Items listed in a dataset:
• • •

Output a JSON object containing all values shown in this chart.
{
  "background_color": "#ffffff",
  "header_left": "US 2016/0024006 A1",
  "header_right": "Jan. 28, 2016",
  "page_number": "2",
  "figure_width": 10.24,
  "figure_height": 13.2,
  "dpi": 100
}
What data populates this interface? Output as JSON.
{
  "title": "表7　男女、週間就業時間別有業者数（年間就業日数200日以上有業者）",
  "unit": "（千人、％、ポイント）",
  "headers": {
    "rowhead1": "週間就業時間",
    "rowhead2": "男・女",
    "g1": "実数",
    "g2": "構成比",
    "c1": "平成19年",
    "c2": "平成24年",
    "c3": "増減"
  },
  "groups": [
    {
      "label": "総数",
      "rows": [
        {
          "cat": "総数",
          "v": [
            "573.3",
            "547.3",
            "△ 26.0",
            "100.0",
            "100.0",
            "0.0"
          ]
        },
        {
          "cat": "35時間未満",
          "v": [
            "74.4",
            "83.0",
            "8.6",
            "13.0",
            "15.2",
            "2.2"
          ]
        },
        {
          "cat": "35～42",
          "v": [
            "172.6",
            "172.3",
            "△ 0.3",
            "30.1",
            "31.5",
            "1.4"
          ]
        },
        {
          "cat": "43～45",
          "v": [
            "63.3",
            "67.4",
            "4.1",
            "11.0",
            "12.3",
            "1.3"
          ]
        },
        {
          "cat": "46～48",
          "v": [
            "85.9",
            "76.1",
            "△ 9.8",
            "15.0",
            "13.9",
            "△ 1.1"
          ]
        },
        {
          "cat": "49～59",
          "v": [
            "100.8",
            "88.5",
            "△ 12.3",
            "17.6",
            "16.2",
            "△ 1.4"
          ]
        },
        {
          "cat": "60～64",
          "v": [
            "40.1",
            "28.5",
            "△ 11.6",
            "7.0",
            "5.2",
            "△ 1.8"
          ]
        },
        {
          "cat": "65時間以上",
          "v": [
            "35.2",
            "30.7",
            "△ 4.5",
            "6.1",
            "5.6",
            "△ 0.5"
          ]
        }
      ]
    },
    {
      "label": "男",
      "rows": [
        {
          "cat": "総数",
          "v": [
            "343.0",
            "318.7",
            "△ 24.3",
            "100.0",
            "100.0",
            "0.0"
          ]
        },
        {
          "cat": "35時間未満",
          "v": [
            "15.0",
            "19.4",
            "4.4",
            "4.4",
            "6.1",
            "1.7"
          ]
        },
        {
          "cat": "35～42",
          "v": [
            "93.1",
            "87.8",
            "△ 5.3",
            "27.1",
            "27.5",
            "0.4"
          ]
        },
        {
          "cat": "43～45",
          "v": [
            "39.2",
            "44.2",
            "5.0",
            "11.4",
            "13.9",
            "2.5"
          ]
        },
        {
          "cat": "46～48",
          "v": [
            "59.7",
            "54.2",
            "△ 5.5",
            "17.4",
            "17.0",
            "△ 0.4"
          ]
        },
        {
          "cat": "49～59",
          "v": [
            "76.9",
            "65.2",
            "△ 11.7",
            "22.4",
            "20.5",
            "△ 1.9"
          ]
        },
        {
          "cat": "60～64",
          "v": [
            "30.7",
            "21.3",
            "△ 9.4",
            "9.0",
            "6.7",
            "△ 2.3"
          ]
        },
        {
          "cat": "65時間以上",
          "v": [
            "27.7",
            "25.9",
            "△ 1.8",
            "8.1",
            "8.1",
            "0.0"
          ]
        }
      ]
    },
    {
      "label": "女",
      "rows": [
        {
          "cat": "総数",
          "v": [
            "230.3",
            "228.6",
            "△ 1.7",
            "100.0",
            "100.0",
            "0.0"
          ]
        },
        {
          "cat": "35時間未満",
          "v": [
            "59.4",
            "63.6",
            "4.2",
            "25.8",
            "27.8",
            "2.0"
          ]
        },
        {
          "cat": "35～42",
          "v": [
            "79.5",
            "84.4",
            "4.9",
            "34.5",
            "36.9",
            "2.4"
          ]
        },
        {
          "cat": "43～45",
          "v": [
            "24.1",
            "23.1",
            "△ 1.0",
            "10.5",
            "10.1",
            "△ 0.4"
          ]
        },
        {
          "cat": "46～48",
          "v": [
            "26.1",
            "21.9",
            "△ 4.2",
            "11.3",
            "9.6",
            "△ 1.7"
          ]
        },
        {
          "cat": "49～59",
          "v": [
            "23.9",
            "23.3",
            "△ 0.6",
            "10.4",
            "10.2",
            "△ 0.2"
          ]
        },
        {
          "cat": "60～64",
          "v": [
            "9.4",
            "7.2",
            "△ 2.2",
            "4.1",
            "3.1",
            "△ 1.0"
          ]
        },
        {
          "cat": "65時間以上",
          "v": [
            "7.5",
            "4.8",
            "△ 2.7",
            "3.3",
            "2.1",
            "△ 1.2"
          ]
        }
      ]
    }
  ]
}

• • •

• [What is being asked]:
Among the lines above, determine how many hold the word "Output"; report the figure alone.

• [Written answer]:
2